What needs to be done:
Repeat every entry word for word, skipping the pictures.
:: Exercise materials ::
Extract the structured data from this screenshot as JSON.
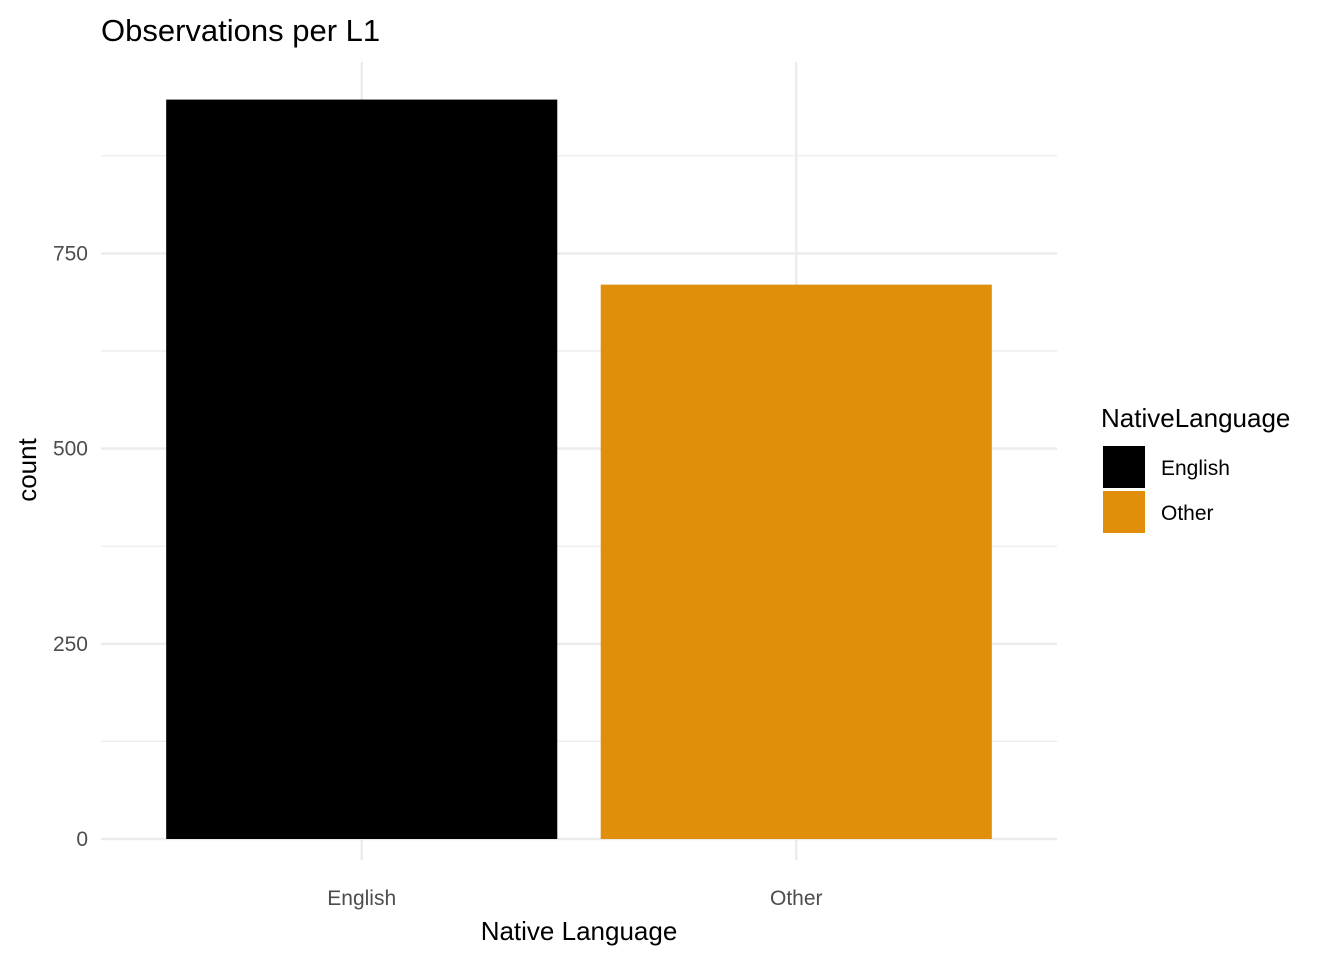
{
  "chart_data": {
    "type": "bar",
    "title": "Observations per L1",
    "xlabel": "Native Language",
    "ylabel": "count",
    "categories": [
      "English",
      "Other"
    ],
    "values": [
      947,
      710
    ],
    "colors": [
      "#000000",
      "#E08F0B"
    ],
    "ylim": [
      0,
      1000
    ],
    "yticks": [
      0,
      250,
      500,
      750
    ],
    "grid": true,
    "legend": {
      "title": "NativeLanguage",
      "placement": "right",
      "entries": [
        {
          "label": "English",
          "color": "#000000"
        },
        {
          "label": "Other",
          "color": "#E08F0B"
        }
      ]
    }
  }
}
:::
Output for this exercise:
Extract the structured data from this screenshot as JSON.
{
  "chart_data": {
    "type": "bar",
    "title": "Observations per L1",
    "xlabel": "Native Language",
    "ylabel": "count",
    "categories": [
      "English",
      "Other"
    ],
    "values": [
      947,
      710
    ],
    "colors": [
      "#000000",
      "#E08F0B"
    ],
    "ylim": [
      0,
      1000
    ],
    "yticks": [
      0,
      250,
      500,
      750
    ],
    "grid": true,
    "legend": {
      "title": "NativeLanguage",
      "placement": "right",
      "entries": [
        {
          "label": "English",
          "color": "#000000"
        },
        {
          "label": "Other",
          "color": "#E08F0B"
        }
      ]
    }
  }
}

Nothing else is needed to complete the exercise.